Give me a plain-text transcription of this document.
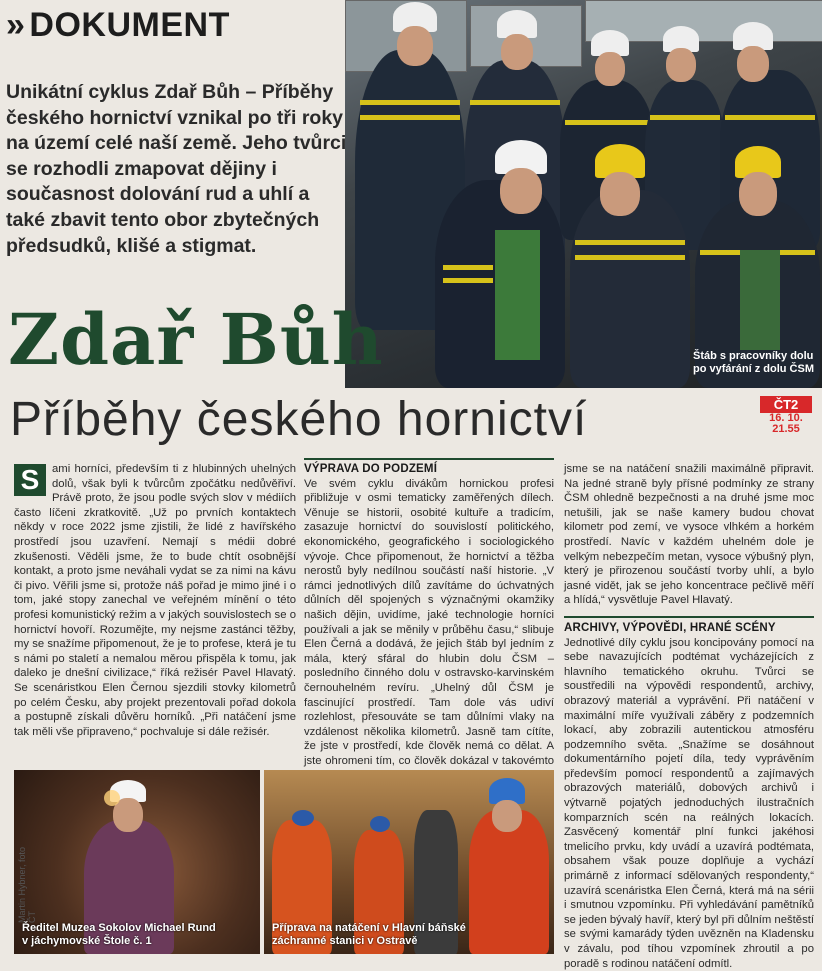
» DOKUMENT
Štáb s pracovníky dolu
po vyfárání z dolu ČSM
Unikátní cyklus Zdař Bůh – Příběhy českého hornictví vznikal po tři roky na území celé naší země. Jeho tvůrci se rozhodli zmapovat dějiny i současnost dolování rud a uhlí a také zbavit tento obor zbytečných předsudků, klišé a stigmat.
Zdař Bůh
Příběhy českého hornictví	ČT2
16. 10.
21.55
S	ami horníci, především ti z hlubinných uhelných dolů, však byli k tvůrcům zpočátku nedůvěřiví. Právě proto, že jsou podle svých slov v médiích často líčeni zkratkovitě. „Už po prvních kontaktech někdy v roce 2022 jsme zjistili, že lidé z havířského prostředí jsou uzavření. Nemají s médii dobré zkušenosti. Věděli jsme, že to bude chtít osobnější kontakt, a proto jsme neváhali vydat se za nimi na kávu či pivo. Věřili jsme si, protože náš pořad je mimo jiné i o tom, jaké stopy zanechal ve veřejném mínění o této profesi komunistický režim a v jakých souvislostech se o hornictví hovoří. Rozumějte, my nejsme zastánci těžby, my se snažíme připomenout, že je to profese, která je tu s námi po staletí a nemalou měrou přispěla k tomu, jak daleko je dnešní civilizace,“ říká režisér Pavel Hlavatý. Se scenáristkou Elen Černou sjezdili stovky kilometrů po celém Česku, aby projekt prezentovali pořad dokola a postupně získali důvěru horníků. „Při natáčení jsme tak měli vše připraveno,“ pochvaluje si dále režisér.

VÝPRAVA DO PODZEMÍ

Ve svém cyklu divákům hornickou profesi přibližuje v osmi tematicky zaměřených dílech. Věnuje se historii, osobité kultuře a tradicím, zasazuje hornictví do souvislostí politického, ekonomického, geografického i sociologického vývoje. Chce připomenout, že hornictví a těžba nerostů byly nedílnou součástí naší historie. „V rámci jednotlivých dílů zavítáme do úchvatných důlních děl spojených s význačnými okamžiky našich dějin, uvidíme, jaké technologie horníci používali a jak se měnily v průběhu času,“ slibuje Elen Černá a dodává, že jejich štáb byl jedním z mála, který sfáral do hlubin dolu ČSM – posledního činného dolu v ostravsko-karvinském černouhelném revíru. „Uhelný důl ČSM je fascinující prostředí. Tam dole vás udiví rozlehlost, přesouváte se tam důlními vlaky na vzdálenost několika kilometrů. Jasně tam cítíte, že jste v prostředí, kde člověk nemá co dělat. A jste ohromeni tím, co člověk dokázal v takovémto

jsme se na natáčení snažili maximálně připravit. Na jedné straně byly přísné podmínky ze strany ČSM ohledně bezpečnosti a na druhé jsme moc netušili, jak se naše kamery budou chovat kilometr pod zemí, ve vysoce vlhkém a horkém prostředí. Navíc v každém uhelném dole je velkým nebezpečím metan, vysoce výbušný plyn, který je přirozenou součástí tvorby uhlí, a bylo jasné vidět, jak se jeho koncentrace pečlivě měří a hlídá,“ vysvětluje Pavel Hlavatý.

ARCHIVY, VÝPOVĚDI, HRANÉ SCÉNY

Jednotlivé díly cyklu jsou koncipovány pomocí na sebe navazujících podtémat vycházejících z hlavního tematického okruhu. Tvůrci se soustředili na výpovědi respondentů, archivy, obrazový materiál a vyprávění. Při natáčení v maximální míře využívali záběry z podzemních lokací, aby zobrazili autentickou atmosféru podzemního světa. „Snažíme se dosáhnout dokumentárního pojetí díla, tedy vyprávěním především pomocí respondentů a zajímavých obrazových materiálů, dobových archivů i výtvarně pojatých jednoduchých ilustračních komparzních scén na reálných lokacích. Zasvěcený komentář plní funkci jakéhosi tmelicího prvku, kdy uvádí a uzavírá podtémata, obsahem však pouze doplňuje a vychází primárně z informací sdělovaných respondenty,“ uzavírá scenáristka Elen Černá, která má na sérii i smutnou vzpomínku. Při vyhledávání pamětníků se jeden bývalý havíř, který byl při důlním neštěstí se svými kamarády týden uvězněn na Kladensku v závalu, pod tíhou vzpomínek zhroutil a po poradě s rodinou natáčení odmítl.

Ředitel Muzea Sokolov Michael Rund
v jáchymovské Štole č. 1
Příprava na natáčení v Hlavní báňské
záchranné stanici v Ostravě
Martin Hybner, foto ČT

______________________________

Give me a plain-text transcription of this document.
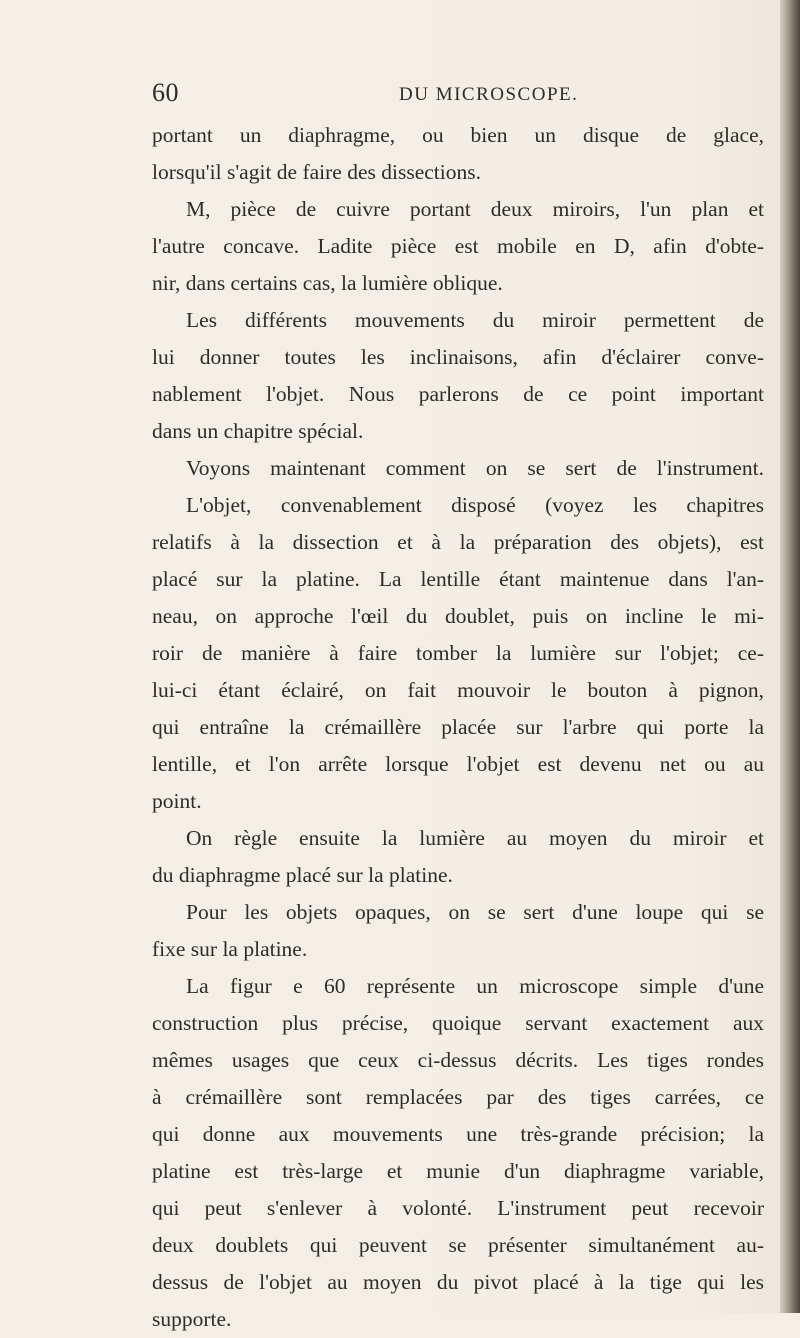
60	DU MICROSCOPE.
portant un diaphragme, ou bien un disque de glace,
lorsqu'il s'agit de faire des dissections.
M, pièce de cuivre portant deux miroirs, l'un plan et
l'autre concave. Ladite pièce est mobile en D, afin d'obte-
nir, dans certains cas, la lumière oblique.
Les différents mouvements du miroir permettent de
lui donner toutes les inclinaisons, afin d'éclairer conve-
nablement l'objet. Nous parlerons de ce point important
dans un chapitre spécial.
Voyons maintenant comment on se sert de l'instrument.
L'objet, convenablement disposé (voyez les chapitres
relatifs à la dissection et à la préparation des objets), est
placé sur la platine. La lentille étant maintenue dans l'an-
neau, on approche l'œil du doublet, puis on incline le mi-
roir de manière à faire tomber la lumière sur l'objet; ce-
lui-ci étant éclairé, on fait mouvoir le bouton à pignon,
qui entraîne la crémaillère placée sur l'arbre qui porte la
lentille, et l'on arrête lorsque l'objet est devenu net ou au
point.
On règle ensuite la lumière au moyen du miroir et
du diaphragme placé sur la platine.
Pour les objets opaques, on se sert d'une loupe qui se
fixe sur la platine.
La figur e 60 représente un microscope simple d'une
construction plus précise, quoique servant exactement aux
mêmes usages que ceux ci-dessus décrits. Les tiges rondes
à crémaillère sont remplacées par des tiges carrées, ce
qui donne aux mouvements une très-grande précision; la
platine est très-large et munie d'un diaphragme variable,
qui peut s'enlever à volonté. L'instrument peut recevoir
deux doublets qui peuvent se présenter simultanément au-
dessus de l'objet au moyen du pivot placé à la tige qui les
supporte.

______________________________

Each line with the string "étant" in it needs to be found and copied.

placé sur la platine. La lentille étant maintenue dans l'an-
lui-ci étant éclairé, on fait mouvoir le bouton à pignon,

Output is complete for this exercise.